(WHAT NEEDS TO BE DONE) Rewrite everything from the start of the data down through the line containing "currency-name: Çin yuanı [86, 376, 149, 394]", with "rate-value" replaced by "exchange-rate" and nothing else changed.
--------------------
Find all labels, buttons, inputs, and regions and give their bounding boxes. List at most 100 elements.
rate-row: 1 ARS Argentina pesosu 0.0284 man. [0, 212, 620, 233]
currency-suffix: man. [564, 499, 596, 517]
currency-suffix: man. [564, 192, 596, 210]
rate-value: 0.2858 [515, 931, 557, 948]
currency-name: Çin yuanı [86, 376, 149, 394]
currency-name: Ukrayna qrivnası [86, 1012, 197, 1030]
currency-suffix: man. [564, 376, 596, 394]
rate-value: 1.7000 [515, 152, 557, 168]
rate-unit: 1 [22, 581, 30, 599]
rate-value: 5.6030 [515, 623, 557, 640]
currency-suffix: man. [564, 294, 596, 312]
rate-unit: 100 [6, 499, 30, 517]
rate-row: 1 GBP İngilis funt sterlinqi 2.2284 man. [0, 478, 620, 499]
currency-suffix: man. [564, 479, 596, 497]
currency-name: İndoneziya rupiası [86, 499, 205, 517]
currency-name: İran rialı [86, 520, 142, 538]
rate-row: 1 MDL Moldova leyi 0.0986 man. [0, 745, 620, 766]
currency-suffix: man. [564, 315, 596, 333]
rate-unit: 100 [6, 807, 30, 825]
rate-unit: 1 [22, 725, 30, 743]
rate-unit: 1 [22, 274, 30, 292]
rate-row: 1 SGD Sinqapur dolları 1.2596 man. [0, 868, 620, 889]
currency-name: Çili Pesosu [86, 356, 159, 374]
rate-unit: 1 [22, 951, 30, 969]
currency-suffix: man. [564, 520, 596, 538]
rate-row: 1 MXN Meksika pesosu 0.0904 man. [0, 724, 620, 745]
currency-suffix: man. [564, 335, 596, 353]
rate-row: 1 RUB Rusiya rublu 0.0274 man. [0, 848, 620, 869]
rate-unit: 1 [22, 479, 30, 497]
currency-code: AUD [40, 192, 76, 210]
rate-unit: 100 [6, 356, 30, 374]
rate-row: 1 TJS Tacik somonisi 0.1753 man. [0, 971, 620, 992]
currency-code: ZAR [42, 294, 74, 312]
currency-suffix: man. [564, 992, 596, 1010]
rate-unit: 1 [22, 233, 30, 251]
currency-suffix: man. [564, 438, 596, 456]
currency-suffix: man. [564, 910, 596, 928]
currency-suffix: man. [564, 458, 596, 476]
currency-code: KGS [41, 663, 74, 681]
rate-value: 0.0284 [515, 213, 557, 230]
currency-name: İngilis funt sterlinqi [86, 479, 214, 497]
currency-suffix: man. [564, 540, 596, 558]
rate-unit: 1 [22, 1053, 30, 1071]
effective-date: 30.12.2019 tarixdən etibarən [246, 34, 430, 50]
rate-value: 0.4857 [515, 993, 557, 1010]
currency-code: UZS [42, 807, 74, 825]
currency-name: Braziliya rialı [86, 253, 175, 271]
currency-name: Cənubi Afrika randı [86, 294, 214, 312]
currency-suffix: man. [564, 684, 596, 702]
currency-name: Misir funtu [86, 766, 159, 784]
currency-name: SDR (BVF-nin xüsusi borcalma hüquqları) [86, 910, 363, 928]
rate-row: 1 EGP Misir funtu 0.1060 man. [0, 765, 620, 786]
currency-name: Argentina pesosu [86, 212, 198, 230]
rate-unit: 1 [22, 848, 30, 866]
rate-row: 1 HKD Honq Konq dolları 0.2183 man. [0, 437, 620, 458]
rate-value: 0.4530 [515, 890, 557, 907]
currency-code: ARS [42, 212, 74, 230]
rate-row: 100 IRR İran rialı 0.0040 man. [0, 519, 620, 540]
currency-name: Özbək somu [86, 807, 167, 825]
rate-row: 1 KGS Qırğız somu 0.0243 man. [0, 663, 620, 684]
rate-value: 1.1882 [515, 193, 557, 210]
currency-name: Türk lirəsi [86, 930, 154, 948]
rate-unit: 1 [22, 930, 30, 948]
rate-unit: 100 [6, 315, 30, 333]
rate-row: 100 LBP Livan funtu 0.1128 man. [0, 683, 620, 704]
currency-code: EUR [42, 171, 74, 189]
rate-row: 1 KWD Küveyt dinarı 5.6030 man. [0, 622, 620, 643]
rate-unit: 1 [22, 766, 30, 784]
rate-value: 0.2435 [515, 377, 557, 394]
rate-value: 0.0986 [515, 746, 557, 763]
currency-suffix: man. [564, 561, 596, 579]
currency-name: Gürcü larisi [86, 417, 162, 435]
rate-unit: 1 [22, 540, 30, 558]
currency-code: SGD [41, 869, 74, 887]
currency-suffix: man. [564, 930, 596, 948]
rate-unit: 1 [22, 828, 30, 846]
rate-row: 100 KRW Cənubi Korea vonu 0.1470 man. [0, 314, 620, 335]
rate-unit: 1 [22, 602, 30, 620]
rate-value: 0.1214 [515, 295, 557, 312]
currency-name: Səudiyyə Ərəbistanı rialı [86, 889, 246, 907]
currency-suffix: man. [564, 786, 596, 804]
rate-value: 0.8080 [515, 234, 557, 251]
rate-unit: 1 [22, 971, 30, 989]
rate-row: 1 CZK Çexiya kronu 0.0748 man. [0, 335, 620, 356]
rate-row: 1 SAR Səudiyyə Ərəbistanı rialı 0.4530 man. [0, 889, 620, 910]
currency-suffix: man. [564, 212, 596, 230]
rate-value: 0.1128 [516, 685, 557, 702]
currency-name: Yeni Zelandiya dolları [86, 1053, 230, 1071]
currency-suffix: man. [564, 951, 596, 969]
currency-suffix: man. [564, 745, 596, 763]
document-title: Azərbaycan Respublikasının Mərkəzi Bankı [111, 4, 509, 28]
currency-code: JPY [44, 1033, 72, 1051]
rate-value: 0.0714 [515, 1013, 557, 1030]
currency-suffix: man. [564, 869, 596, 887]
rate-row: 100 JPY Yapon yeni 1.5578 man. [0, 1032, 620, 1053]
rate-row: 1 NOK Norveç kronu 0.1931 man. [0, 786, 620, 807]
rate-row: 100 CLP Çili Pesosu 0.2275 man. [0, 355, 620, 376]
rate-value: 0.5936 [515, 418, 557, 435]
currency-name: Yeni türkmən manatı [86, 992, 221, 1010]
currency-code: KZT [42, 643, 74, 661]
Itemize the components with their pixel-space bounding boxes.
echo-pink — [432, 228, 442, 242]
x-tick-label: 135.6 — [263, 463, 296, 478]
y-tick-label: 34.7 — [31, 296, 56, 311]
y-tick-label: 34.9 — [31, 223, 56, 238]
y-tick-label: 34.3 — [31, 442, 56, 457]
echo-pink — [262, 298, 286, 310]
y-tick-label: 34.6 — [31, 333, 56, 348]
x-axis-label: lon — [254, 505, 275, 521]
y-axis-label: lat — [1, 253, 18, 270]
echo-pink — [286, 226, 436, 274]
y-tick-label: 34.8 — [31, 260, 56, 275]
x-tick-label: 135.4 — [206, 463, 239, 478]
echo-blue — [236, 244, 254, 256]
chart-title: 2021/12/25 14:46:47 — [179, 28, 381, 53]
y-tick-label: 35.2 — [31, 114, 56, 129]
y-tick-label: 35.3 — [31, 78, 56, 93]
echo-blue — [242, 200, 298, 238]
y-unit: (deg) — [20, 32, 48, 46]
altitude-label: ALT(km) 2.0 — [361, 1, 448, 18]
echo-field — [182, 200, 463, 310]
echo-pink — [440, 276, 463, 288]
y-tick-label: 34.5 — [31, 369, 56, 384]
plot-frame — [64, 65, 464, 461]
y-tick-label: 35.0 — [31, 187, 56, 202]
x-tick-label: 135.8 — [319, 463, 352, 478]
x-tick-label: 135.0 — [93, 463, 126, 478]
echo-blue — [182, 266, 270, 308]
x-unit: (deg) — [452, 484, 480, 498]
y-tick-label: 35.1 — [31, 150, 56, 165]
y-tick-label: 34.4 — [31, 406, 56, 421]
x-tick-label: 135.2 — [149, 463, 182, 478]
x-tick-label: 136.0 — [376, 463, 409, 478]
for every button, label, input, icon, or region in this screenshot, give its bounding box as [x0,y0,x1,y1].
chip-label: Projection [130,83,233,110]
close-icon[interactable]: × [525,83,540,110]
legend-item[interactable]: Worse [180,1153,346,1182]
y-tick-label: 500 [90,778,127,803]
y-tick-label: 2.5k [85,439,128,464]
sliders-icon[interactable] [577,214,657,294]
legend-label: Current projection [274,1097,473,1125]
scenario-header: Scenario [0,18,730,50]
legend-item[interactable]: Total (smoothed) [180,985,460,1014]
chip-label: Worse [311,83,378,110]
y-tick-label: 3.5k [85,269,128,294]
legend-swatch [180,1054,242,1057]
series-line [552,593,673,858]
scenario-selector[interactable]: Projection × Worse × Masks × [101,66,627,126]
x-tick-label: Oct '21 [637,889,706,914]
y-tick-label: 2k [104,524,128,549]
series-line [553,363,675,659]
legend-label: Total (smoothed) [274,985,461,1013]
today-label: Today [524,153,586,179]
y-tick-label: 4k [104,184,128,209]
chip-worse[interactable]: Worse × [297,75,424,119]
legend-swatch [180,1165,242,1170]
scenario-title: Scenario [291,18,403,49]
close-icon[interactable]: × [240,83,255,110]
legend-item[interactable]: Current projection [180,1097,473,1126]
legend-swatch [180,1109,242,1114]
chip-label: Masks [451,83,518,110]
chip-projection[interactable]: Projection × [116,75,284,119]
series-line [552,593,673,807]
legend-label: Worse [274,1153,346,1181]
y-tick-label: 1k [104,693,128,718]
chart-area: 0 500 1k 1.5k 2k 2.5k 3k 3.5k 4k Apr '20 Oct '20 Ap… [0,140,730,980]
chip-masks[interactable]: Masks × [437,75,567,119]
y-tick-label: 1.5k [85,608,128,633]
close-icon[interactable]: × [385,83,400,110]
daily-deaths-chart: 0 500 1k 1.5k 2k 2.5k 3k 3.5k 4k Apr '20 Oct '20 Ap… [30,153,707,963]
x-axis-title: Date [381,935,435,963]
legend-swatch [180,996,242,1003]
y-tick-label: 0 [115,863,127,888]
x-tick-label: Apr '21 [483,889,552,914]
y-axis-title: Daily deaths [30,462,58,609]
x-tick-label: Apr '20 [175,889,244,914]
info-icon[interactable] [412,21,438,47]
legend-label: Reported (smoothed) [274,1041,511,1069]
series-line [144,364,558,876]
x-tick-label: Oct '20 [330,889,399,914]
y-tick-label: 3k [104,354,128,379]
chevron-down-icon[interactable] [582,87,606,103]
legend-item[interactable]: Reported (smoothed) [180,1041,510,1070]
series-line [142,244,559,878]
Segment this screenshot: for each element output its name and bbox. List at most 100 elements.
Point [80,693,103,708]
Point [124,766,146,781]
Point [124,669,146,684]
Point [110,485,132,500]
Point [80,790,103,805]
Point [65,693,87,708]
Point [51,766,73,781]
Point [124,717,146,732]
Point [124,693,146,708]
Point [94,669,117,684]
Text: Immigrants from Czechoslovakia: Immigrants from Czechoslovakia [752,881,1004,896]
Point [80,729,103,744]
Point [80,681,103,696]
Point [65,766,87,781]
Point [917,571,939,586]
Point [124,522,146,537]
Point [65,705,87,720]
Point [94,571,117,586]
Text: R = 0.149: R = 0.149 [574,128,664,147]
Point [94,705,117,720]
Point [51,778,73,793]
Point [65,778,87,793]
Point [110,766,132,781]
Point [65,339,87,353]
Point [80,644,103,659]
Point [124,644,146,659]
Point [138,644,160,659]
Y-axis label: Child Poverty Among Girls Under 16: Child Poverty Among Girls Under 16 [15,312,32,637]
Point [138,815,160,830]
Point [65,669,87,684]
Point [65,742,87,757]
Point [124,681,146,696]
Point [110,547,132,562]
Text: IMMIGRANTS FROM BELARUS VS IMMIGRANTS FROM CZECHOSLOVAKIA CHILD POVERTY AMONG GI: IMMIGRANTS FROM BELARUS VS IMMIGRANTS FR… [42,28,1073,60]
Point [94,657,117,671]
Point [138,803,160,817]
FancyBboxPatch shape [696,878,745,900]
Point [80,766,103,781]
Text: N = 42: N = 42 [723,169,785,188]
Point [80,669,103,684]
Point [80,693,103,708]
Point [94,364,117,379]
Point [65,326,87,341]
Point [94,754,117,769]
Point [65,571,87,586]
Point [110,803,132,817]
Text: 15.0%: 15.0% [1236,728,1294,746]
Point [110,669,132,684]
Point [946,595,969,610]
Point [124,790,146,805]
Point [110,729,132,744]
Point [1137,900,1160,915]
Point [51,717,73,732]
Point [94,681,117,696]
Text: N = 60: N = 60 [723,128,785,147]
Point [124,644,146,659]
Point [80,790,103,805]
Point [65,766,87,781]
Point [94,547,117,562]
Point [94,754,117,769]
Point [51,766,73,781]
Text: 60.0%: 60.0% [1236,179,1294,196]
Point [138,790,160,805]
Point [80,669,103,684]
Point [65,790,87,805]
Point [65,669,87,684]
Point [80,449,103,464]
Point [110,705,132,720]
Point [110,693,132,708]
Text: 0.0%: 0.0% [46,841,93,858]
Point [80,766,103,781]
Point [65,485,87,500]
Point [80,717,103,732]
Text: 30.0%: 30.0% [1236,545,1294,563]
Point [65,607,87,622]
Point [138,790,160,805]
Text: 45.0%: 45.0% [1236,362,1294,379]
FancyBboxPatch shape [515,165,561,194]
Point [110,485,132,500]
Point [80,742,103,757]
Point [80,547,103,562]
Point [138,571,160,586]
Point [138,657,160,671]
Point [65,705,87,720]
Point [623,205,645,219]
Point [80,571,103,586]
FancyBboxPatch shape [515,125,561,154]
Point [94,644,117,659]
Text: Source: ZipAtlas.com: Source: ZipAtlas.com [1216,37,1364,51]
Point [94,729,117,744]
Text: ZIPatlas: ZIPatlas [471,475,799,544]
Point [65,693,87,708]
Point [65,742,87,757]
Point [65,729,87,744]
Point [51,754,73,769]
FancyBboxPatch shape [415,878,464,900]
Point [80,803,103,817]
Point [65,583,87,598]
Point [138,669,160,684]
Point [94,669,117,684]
--------------------
(FULL OUTPUT)
Find all labels, buttons, inputs, and regions and give their bounding boxes. List at most 100 elements.
rate-row: 1 ARS Argentina pesosu 0.0284 man. [0, 212, 620, 233]
currency-suffix: man. [564, 499, 596, 517]
currency-suffix: man. [564, 192, 596, 210]
exchange-rate: 0.2858 [515, 931, 557, 948]
currency-name: Çin yuanı [86, 376, 149, 394]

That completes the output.